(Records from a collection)
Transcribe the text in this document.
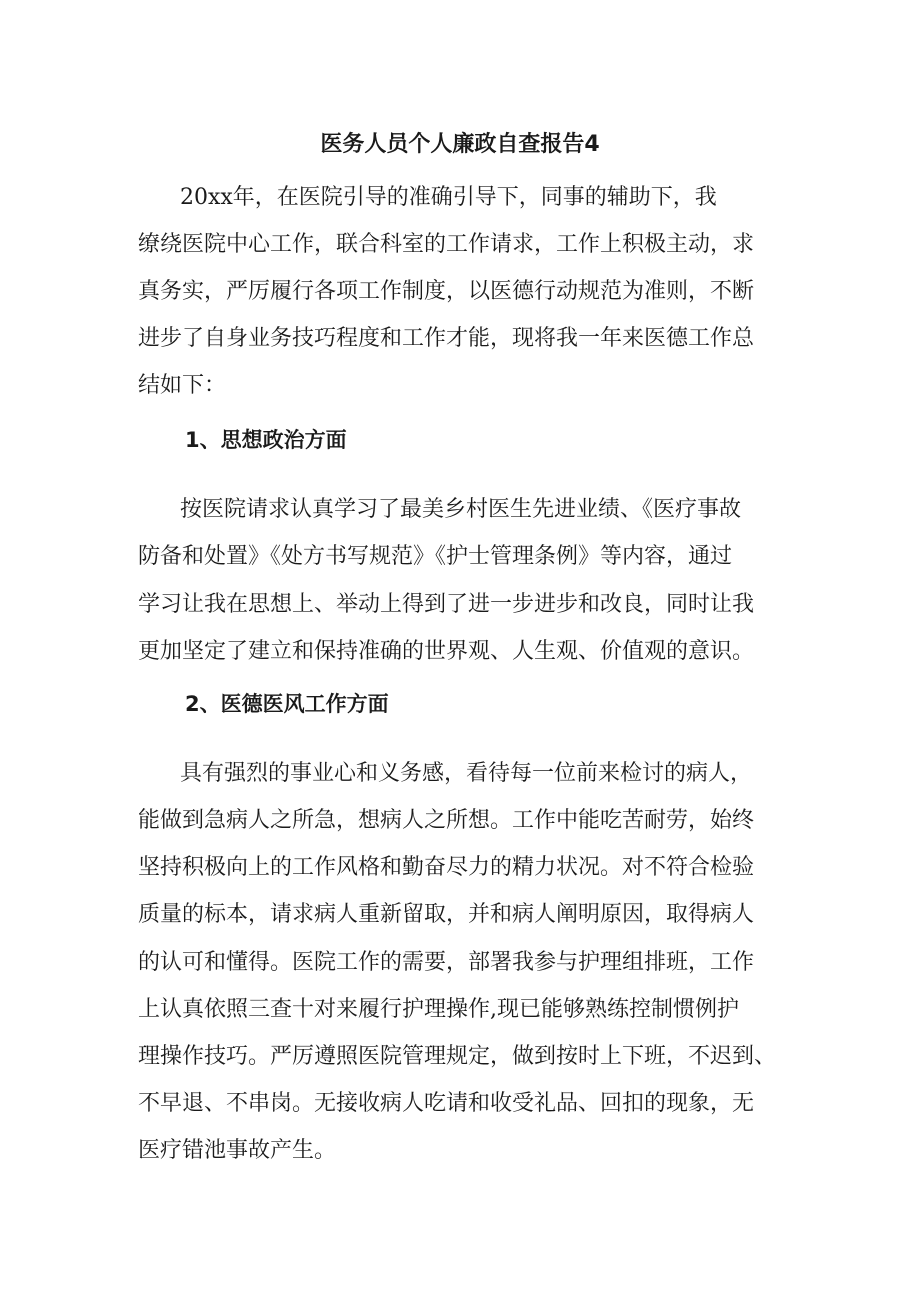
医务人员个人廉政自查报告4
20xx年，在医院引导的准确引导下，同事的辅助下，我
缭绕医院中心工作，联合科室的工作请求，工作上积极主动，求
真务实，严厉履行各项工作制度，以医德行动规范为准则，不断
进步了自身业务技巧程度和工作才能，现将我一年来医德工作总
结如下：
1、思想政治方面
按医院请求认真学习了最美乡村医生先进业绩、《医疗事故
防备和处置》《处方书写规范》《护士管理条例》等内容，通过
学习让我在思想上、举动上得到了进一步进步和改良，同时让我
更加坚定了建立和保持准确的世界观、人生观、价值观的意识。
2、医德医风工作方面
具有强烈的事业心和义务感，看待每一位前来检讨的病人，
能做到急病人之所急，想病人之所想。工作中能吃苦耐劳，始终
坚持积极向上的工作风格和勤奋尽力的精力状况。对不符合检验
质量的标本，请求病人重新留取，并和病人阐明原因，取得病人
的认可和懂得。医院工作的需要，部署我参与护理组排班，工作
上认真依照三查十对来履行护理操作,现已能够熟练控制惯例护
理操作技巧。严厉遵照医院管理规定，做到按时上下班，不迟到、
不早退、不串岗。无接收病人吃请和收受礼品、回扣的现象，无
医疗错池事故产生。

**Directive**
With the pictures left out, transcribe the material exactly.

**Complete response**
Transcribe the text in this document.
医务人员个人廉政自查报告4
20xx年，在医院引导的准确引导下，同事的辅助下，我
缭绕医院中心工作，联合科室的工作请求，工作上积极主动，求
真务实，严厉履行各项工作制度，以医德行动规范为准则，不断
进步了自身业务技巧程度和工作才能，现将我一年来医德工作总
结如下：
1、思想政治方面
按医院请求认真学习了最美乡村医生先进业绩、《医疗事故
防备和处置》《处方书写规范》《护士管理条例》等内容，通过
学习让我在思想上、举动上得到了进一步进步和改良，同时让我
更加坚定了建立和保持准确的世界观、人生观、价值观的意识。
2、医德医风工作方面
具有强烈的事业心和义务感，看待每一位前来检讨的病人，
能做到急病人之所急，想病人之所想。工作中能吃苦耐劳，始终
坚持积极向上的工作风格和勤奋尽力的精力状况。对不符合检验
质量的标本，请求病人重新留取，并和病人阐明原因，取得病人
的认可和懂得。医院工作的需要，部署我参与护理组排班，工作
上认真依照三查十对来履行护理操作,现已能够熟练控制惯例护
理操作技巧。严厉遵照医院管理规定，做到按时上下班，不迟到、
不早退、不串岗。无接收病人吃请和收受礼品、回扣的现象，无
医疗错池事故产生。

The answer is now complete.